**EXERCISE BRIEF**
All entries are to be quoted exactly; the images stay out of the copy.

+-------+

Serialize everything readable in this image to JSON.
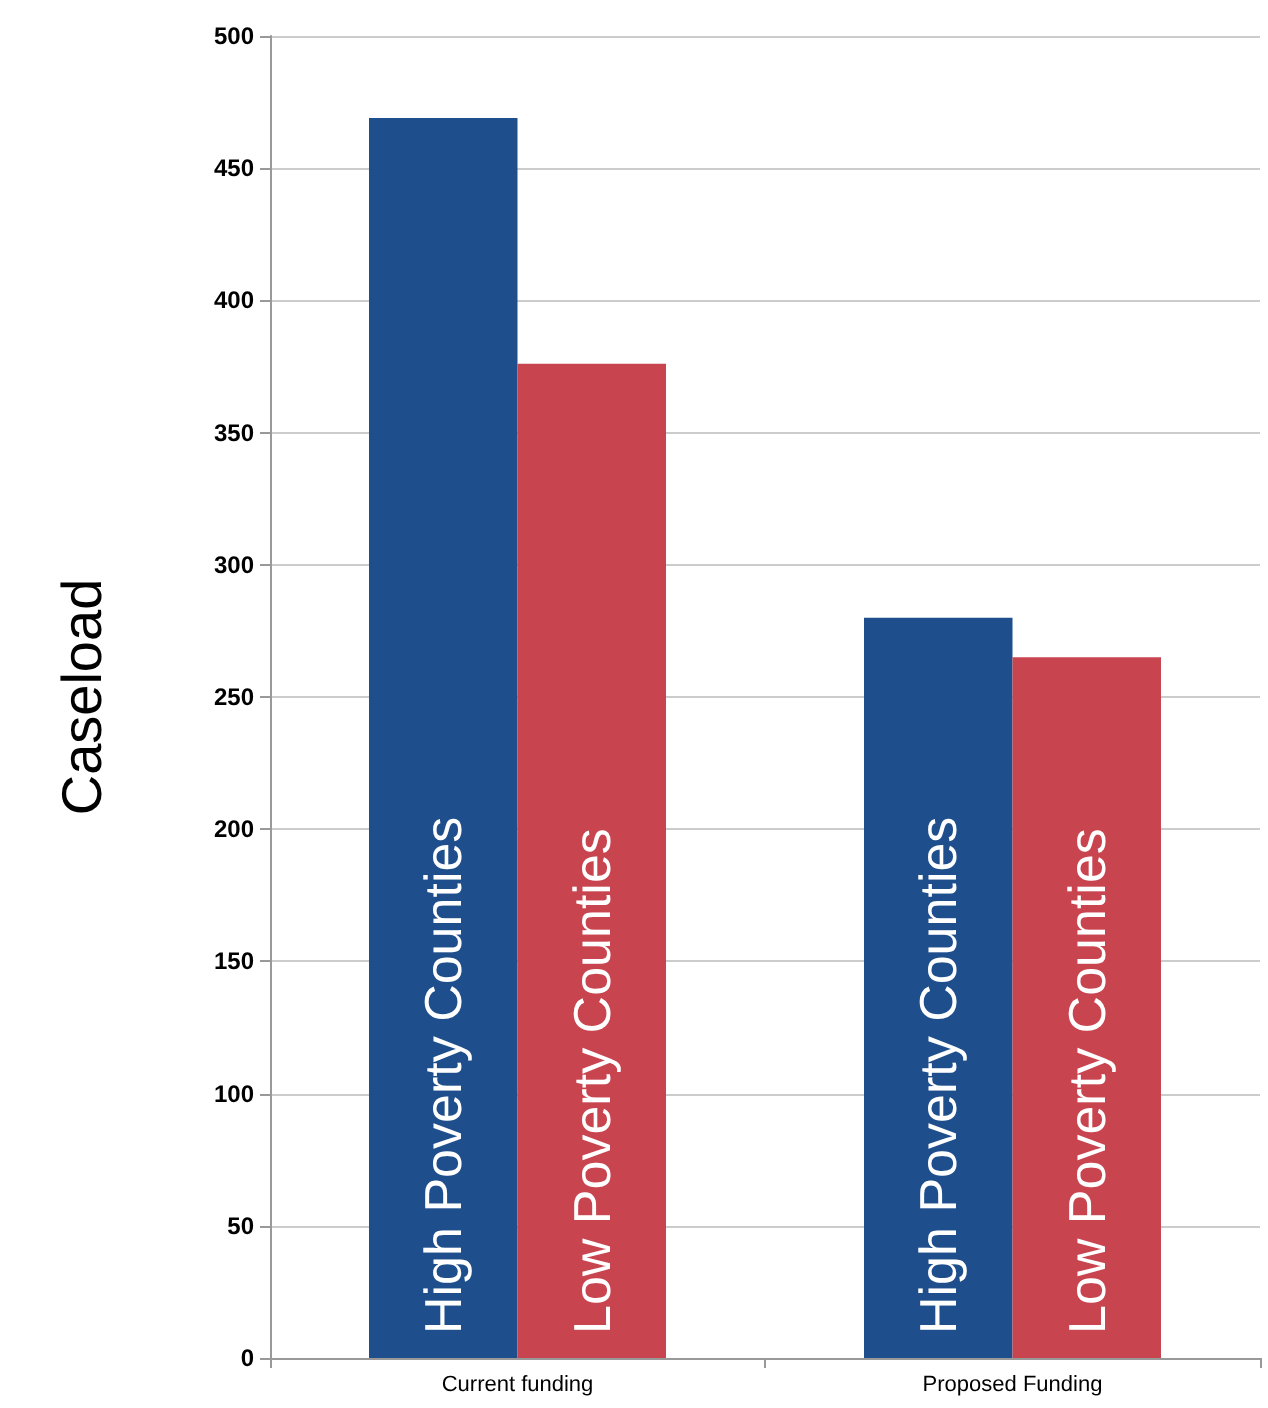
{
  "chart_data": {
    "type": "bar",
    "ylabel": "Caseload",
    "categories": [
      "Current funding",
      "Proposed Funding"
    ],
    "series": [
      {
        "name": "High Poverty Counties",
        "color": "#1f4e8c",
        "values": [
          469,
          280
        ]
      },
      {
        "name": "Low Poverty Counties",
        "color": "#c8444f",
        "values": [
          376,
          265
        ]
      }
    ],
    "ylim": [
      0,
      500
    ],
    "yticks": [
      0,
      50,
      100,
      150,
      200,
      250,
      300,
      350,
      400,
      450,
      500
    ],
    "grid": "y",
    "legend": false
  }
}
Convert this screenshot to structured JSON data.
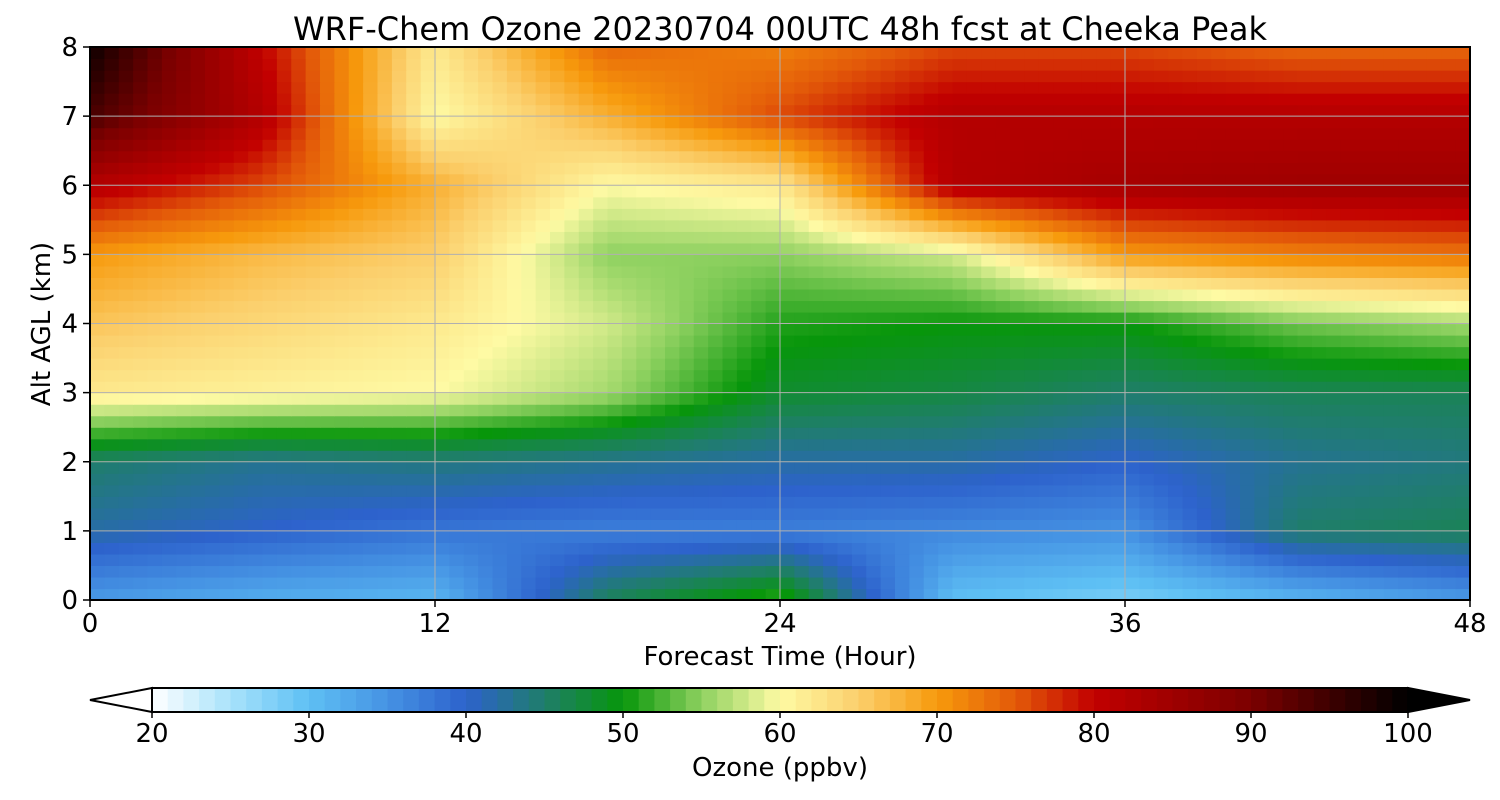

+-------+

**RESPONSE TO THE EXERCISE**
Serialize everything readable in this image to JSON.
{
  "chart_data": {
    "type": "bar",
    "ylabel": "Caseload",
    "categories": [
      "Current funding",
      "Proposed Funding"
    ],
    "series": [
      {
        "name": "High Poverty Counties",
        "color": "#1f4e8c",
        "values": [
          469,
          280
        ]
      },
      {
        "name": "Low Poverty Counties",
        "color": "#c8444f",
        "values": [
          376,
          265
        ]
      }
    ],
    "ylim": [
      0,
      500
    ],
    "yticks": [
      0,
      50,
      100,
      150,
      200,
      250,
      300,
      350,
      400,
      450,
      500
    ],
    "grid": "y",
    "legend": false
  }
}
Convert this screenshot to structured JSON data.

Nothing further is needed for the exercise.